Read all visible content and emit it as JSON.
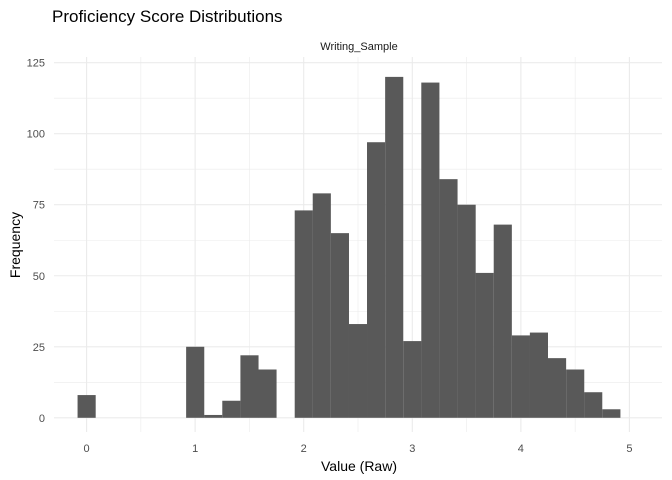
{
  "chart_data": {
    "type": "bar",
    "title": "Proficiency Score Distributions",
    "facet": "Writing_Sample",
    "xlabel": "Value (Raw)",
    "ylabel": "Frequency",
    "xlim": [
      -0.3,
      5.3
    ],
    "ylim": [
      -5,
      127
    ],
    "x_ticks": [
      0,
      1,
      2,
      3,
      4,
      5
    ],
    "y_ticks": [
      0,
      25,
      50,
      75,
      100,
      125
    ],
    "grid": true,
    "bin_width": 0.167,
    "bins": [
      {
        "start": -0.083,
        "count": 8
      },
      {
        "start": 0.917,
        "count": 25
      },
      {
        "start": 1.083,
        "count": 1
      },
      {
        "start": 1.25,
        "count": 6
      },
      {
        "start": 1.417,
        "count": 22
      },
      {
        "start": 1.583,
        "count": 17
      },
      {
        "start": 1.917,
        "count": 73
      },
      {
        "start": 2.083,
        "count": 79
      },
      {
        "start": 2.25,
        "count": 65
      },
      {
        "start": 2.417,
        "count": 33
      },
      {
        "start": 2.583,
        "count": 97
      },
      {
        "start": 2.75,
        "count": 120
      },
      {
        "start": 2.917,
        "count": 27
      },
      {
        "start": 3.083,
        "count": 118
      },
      {
        "start": 3.25,
        "count": 84
      },
      {
        "start": 3.417,
        "count": 75
      },
      {
        "start": 3.583,
        "count": 51
      },
      {
        "start": 3.75,
        "count": 68
      },
      {
        "start": 3.917,
        "count": 29
      },
      {
        "start": 4.083,
        "count": 30
      },
      {
        "start": 4.25,
        "count": 21
      },
      {
        "start": 4.417,
        "count": 17
      },
      {
        "start": 4.583,
        "count": 9
      },
      {
        "start": 4.75,
        "count": 3
      }
    ],
    "bar_color": "#595959",
    "grid_color": "#ebebeb"
  }
}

**STATED GOAL**:
Above are records with pictures; repeat the records exactly and leave the pictures out.

**CORRECT RESPONSE**:
Read all visible content and emit it as JSON.
{
  "chart_data": {
    "type": "bar",
    "title": "Proficiency Score Distributions",
    "facet": "Writing_Sample",
    "xlabel": "Value (Raw)",
    "ylabel": "Frequency",
    "xlim": [
      -0.3,
      5.3
    ],
    "ylim": [
      -5,
      127
    ],
    "x_ticks": [
      0,
      1,
      2,
      3,
      4,
      5
    ],
    "y_ticks": [
      0,
      25,
      50,
      75,
      100,
      125
    ],
    "grid": true,
    "bin_width": 0.167,
    "bins": [
      {
        "start": -0.083,
        "count": 8
      },
      {
        "start": 0.917,
        "count": 25
      },
      {
        "start": 1.083,
        "count": 1
      },
      {
        "start": 1.25,
        "count": 6
      },
      {
        "start": 1.417,
        "count": 22
      },
      {
        "start": 1.583,
        "count": 17
      },
      {
        "start": 1.917,
        "count": 73
      },
      {
        "start": 2.083,
        "count": 79
      },
      {
        "start": 2.25,
        "count": 65
      },
      {
        "start": 2.417,
        "count": 33
      },
      {
        "start": 2.583,
        "count": 97
      },
      {
        "start": 2.75,
        "count": 120
      },
      {
        "start": 2.917,
        "count": 27
      },
      {
        "start": 3.083,
        "count": 118
      },
      {
        "start": 3.25,
        "count": 84
      },
      {
        "start": 3.417,
        "count": 75
      },
      {
        "start": 3.583,
        "count": 51
      },
      {
        "start": 3.75,
        "count": 68
      },
      {
        "start": 3.917,
        "count": 29
      },
      {
        "start": 4.083,
        "count": 30
      },
      {
        "start": 4.25,
        "count": 21
      },
      {
        "start": 4.417,
        "count": 17
      },
      {
        "start": 4.583,
        "count": 9
      },
      {
        "start": 4.75,
        "count": 3
      }
    ],
    "bar_color": "#595959",
    "grid_color": "#ebebeb"
  }
}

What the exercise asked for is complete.